--- Start of Information provided ---

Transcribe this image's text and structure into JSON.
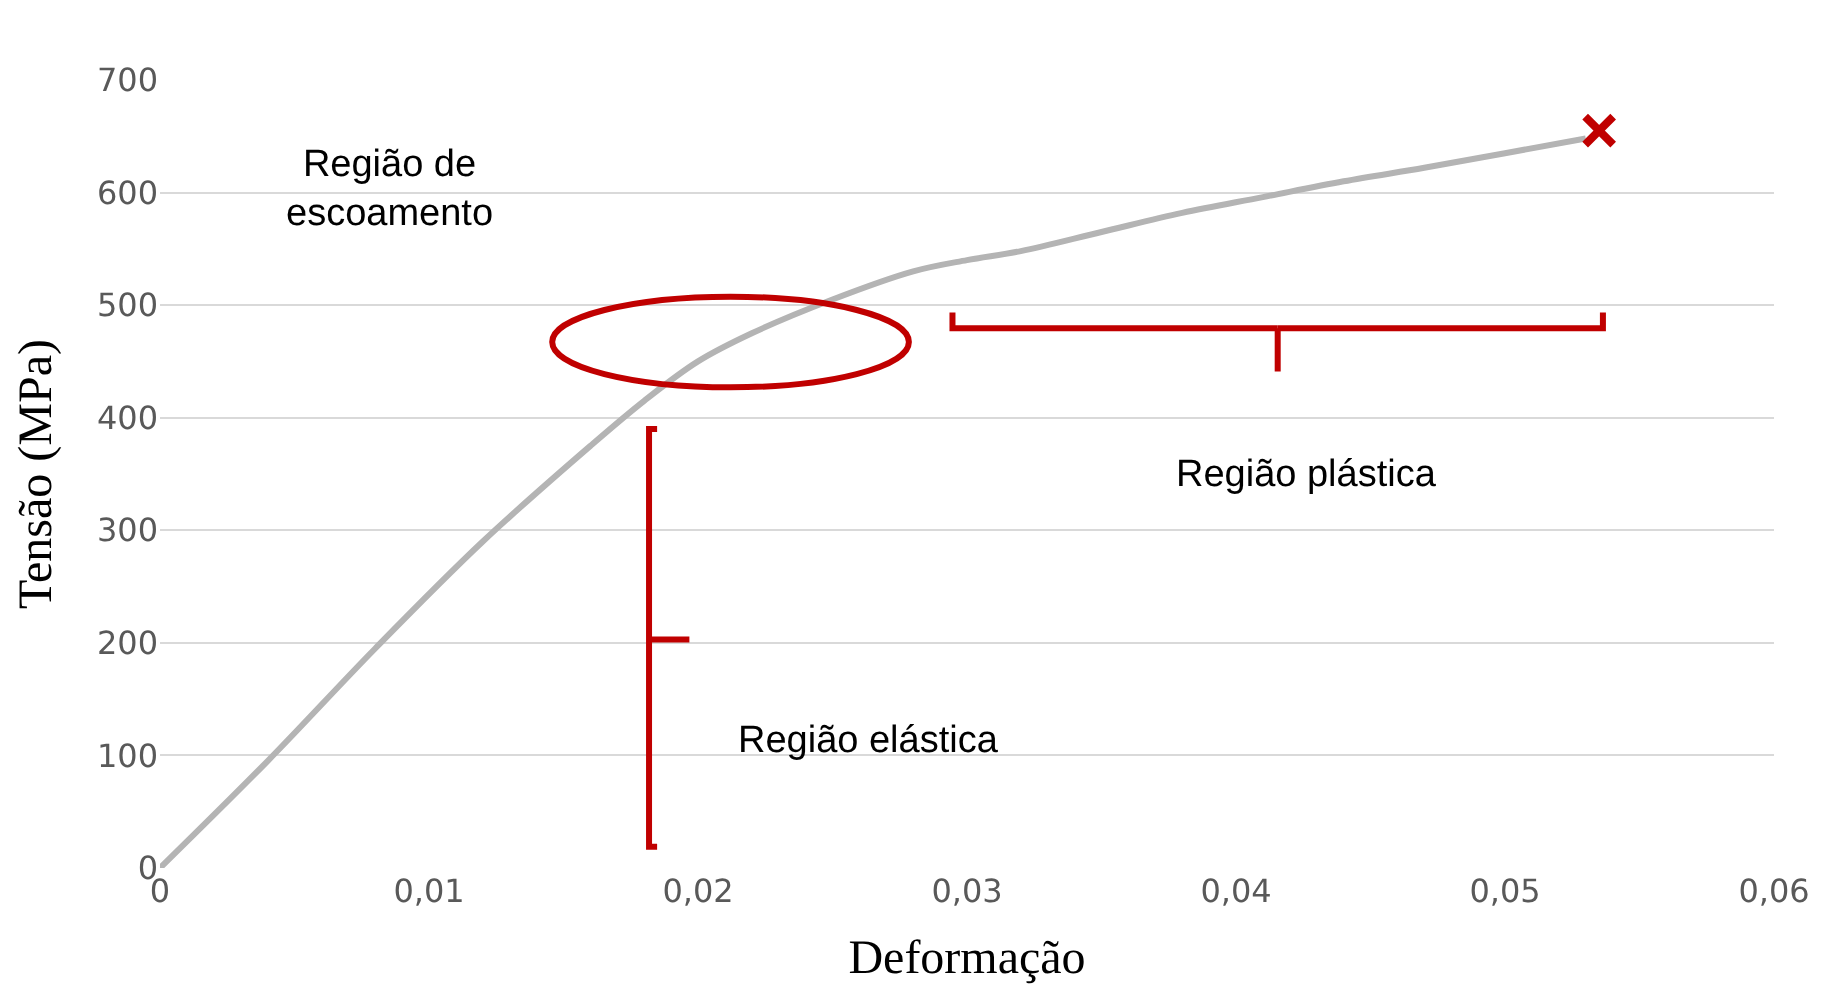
{
  "chart_data": {
    "type": "line",
    "xlabel": "Deformação",
    "ylabel": "Tensão (MPa)",
    "x": [
      0,
      0.004,
      0.008,
      0.012,
      0.016,
      0.018,
      0.02,
      0.022,
      0.025,
      0.028,
      0.03,
      0.032,
      0.035,
      0.038,
      0.041,
      0.044,
      0.047,
      0.05,
      0.053
    ],
    "series": [
      {
        "color": "#b4b4b4",
        "values": [
          0,
          95,
          195,
          290,
          375,
          415,
          450,
          475,
          505,
          530,
          540,
          548,
          565,
          582,
          596,
          610,
          622,
          635,
          648
        ]
      },
      {
        "type": "scatter",
        "marker": "cross",
        "color": "#c00000",
        "x": [
          0.0535
        ],
        "values": [
          655
        ]
      }
    ],
    "xlim": [
      0,
      0.06
    ],
    "xticks": [
      0,
      {
        "value": 0.01,
        "label": "0,01"
      },
      {
        "value": 0.02,
        "label": "0,02"
      },
      {
        "value": 0.03,
        "label": "0,03"
      },
      {
        "value": 0.04,
        "label": "0,04"
      },
      {
        "value": 0.05,
        "label": "0,05"
      },
      {
        "value": 0.06,
        "label": "0,06"
      }
    ],
    "ylim": [
      0,
      700
    ],
    "yticks": [
      0,
      100,
      200,
      300,
      400,
      500,
      600,
      700
    ],
    "grid": "y",
    "annotations": [
      "Região de escoamento",
      "Região plástica",
      "Região elástica"
    ]
  }
}
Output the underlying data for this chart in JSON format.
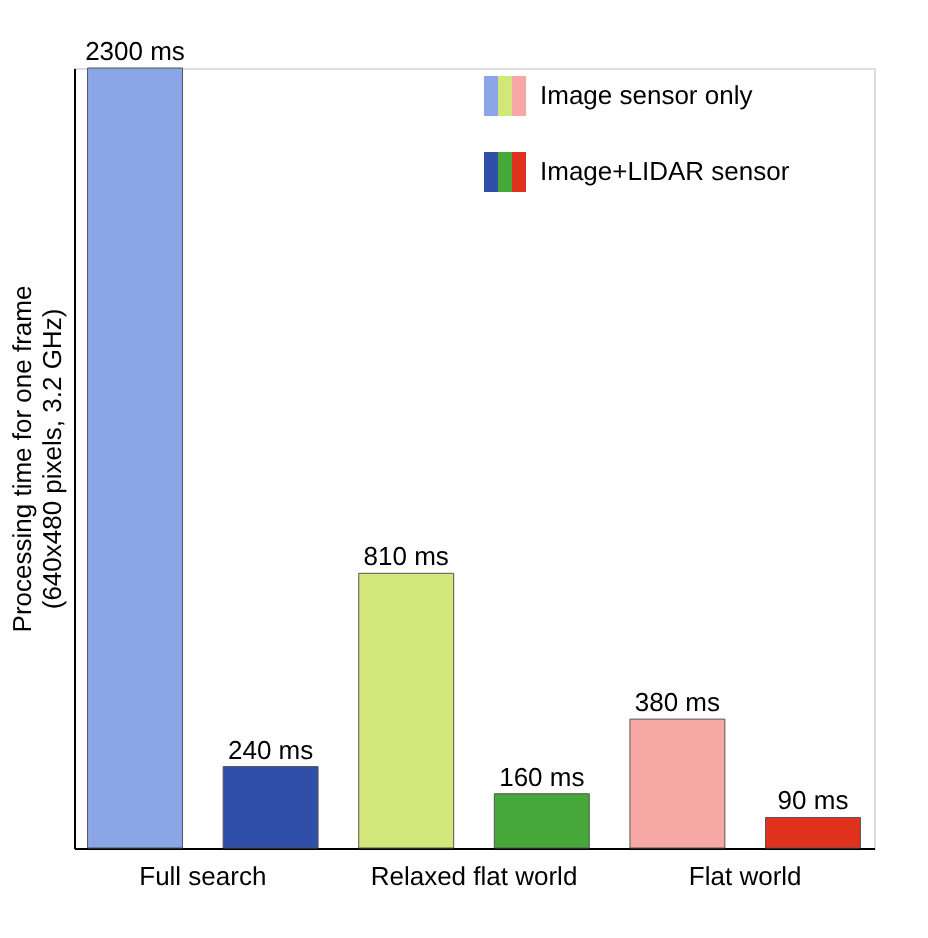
{
  "chart_data": {
    "type": "bar",
    "ylabel": "Processing time for one frame\n(640x480 pixels, 3.2 GHz)",
    "categories": [
      "Full search",
      "Relaxed flat world",
      "Flat world"
    ],
    "legend": "top right",
    "grid": false,
    "series": [
      {
        "name": "Image sensor only",
        "colors": [
          "#8aa6e6",
          "#d2e67a",
          "#f6a8a4"
        ],
        "values": [
          2300,
          810,
          380
        ],
        "value_labels": [
          "2300 ms",
          "810 ms",
          "380 ms"
        ]
      },
      {
        "name": "Image+LIDAR sensor",
        "colors": [
          "#2f4fa8",
          "#45a838",
          "#e0301e"
        ],
        "values": [
          240,
          160,
          90
        ],
        "value_labels": [
          "240 ms",
          "160 ms",
          "90 ms"
        ]
      }
    ]
  }
}
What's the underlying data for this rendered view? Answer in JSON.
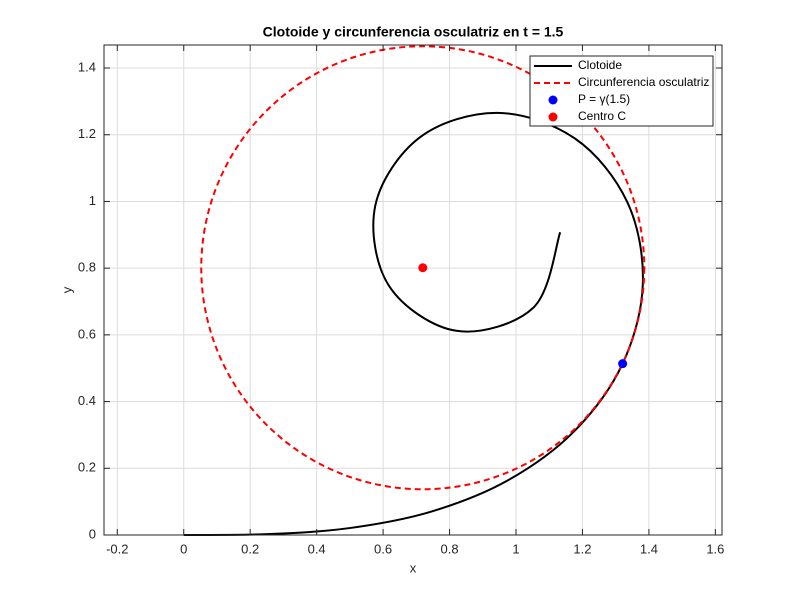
{
  "chart_data": {
    "type": "line",
    "title": "Clotoide y circunferencia osculatriz en t = 1.5",
    "x_label": "x",
    "y_label": "y",
    "xlim": [
      -0.24,
      1.62
    ],
    "ylim": [
      0,
      1.469
    ],
    "xticks": [
      -0.2,
      0,
      0.2,
      0.4,
      0.6,
      0.8,
      1,
      1.2,
      1.4,
      1.6
    ],
    "yticks": [
      0,
      0.2,
      0.4,
      0.6,
      0.8,
      1,
      1.2,
      1.4
    ],
    "grid": true,
    "legend": "northeast",
    "series": [
      {
        "name": "Clotoide",
        "color": "#000000",
        "kind": "line",
        "x": [
          0,
          0.25,
          0.4992,
          0.7441,
          0.9753,
          1.1758,
          1.3209,
          1.3818,
          1.3351,
          1.1779,
          0.9439,
          0.7098,
          0.5763,
          0.6182,
          0.8205,
          1.052,
          1.133
        ],
        "y": [
          0,
          0.0026,
          0.0208,
          0.0699,
          0.1637,
          0.3116,
          0.5137,
          0.7544,
          0.9977,
          1.1883,
          1.2655,
          1.1915,
          0.9864,
          0.7463,
          0.6122,
          0.6812,
          0.9076
        ]
      },
      {
        "name": "Circunferencia osculatriz",
        "color": "#ff0000",
        "kind": "circle",
        "x": [
          0.7194
        ],
        "y": [
          0.8012
        ],
        "radius": 0.6667
      },
      {
        "name": "P = γ(1.5)",
        "color": "#0000ff",
        "kind": "point",
        "x": [
          1.3209
        ],
        "y": [
          0.5137
        ]
      },
      {
        "name": "Centro C",
        "color": "#ff0000",
        "kind": "point",
        "x": [
          0.7194
        ],
        "y": [
          0.8012
        ]
      }
    ]
  }
}
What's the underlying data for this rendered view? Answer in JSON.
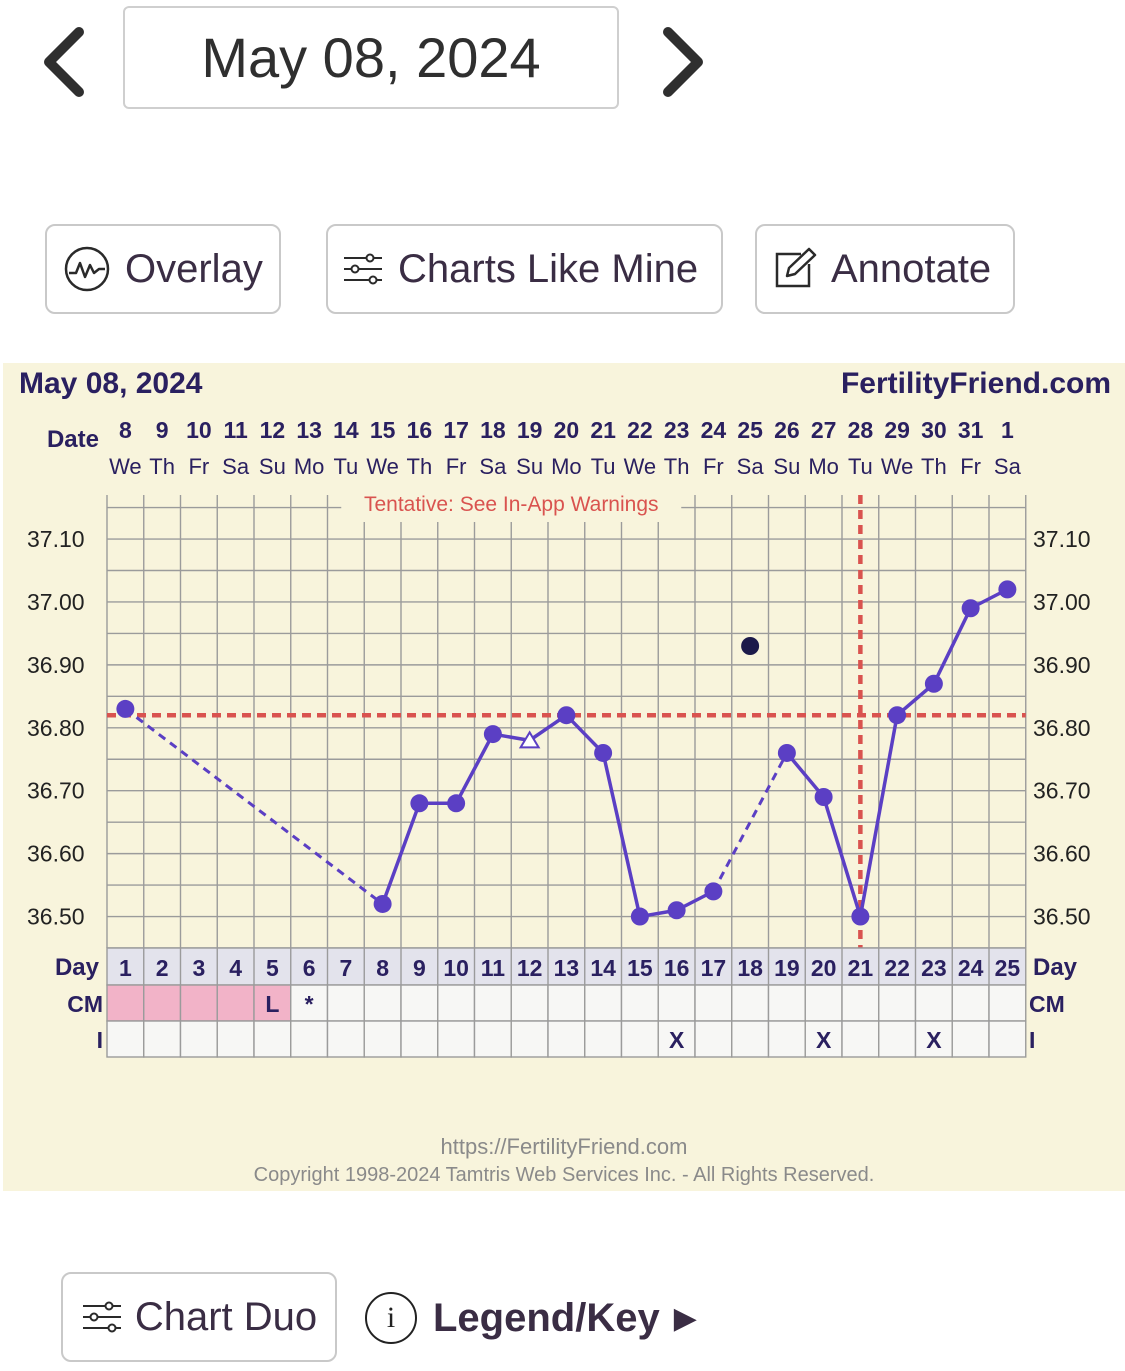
{
  "header": {
    "date": "May 08, 2024",
    "prev_icon": "chevron-left-icon",
    "next_icon": "chevron-right-icon"
  },
  "toolbar": {
    "overlay_label": "Overlay",
    "overlay_icon": "waveform-circle-icon",
    "charts_like_mine_label": "Charts Like Mine",
    "charts_like_mine_icon": "sliders-icon",
    "annotate_label": "Annotate",
    "annotate_icon": "edit-note-icon"
  },
  "chart_data": {
    "type": "line",
    "title": "May 08, 2024",
    "brand": "FertilityFriend.com",
    "warning": "Tentative: See In-App Warnings",
    "date_label": "Date",
    "dates": [
      "8",
      "9",
      "10",
      "11",
      "12",
      "13",
      "14",
      "15",
      "16",
      "17",
      "18",
      "19",
      "20",
      "21",
      "22",
      "23",
      "24",
      "25",
      "26",
      "27",
      "28",
      "29",
      "30",
      "31",
      "1"
    ],
    "weekdays": [
      "We",
      "Th",
      "Fr",
      "Sa",
      "Su",
      "Mo",
      "Tu",
      "We",
      "Th",
      "Fr",
      "Sa",
      "Su",
      "Mo",
      "Tu",
      "We",
      "Th",
      "Fr",
      "Sa",
      "Su",
      "Mo",
      "Tu",
      "We",
      "Th",
      "Fr",
      "Sa"
    ],
    "day_label": "Day",
    "days": [
      "1",
      "2",
      "3",
      "4",
      "5",
      "6",
      "7",
      "8",
      "9",
      "10",
      "11",
      "12",
      "13",
      "14",
      "15",
      "16",
      "17",
      "18",
      "19",
      "20",
      "21",
      "22",
      "23",
      "24",
      "25"
    ],
    "ylim": [
      36.45,
      37.17
    ],
    "yticks": [
      "37.10",
      "37.00",
      "36.90",
      "36.80",
      "36.70",
      "36.60",
      "36.50"
    ],
    "ytick_values": [
      37.1,
      37.0,
      36.9,
      36.8,
      36.7,
      36.6,
      36.5
    ],
    "series": [
      {
        "values": [
          36.83,
          null,
          null,
          null,
          null,
          null,
          null,
          36.52,
          36.68,
          36.68,
          36.79,
          36.78,
          36.82,
          36.76,
          36.5,
          36.51,
          36.54,
          36.93,
          36.76,
          36.69,
          36.5,
          36.82,
          36.87,
          36.99,
          37.02
        ]
      }
    ],
    "point_styles": {
      "open_triangle_day": 12,
      "excluded_dot_day": 18
    },
    "dashed_segments": [
      [
        1,
        8
      ],
      [
        17,
        19
      ]
    ],
    "coverline": 36.82,
    "ovulation_day": 21,
    "colors": {
      "line": "#5b3fc4",
      "coverline": "#d9534f",
      "excluded_point": "#1c1a4a",
      "cm_fill": "#f2b3c8",
      "panel_bg": "#f8f4dc",
      "grid": "#9b9b9b",
      "text": "#2a2060"
    },
    "cm_label": "CM",
    "cm_pink_days": [
      1,
      2,
      3,
      4,
      5
    ],
    "cm_marks": [
      {
        "day": 5,
        "text": "L"
      },
      {
        "day": 6,
        "text": "*"
      }
    ],
    "i_label": "I",
    "i_marks": [
      {
        "day": 16,
        "text": "X"
      },
      {
        "day": 20,
        "text": "X"
      },
      {
        "day": 23,
        "text": "X"
      }
    ],
    "footer_url": "https://FertilityFriend.com",
    "footer_copyright": "Copyright 1998-2024 Tamtris Web Services Inc. - All Rights Reserved."
  },
  "footer": {
    "chart_duo_label": "Chart Duo",
    "chart_duo_icon": "sliders-icon",
    "legend_label": "Legend/Key",
    "legend_info_icon": "info-icon",
    "legend_info_glyph": "i",
    "legend_arrow_glyph": "▶",
    "legend_arrow_icon": "play-arrow-icon"
  }
}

--- End of Information provided ---

Each line that holds the word "circle" is to be copied.

        "kind": "circle",
    "overlay_icon": "waveform-circle-icon",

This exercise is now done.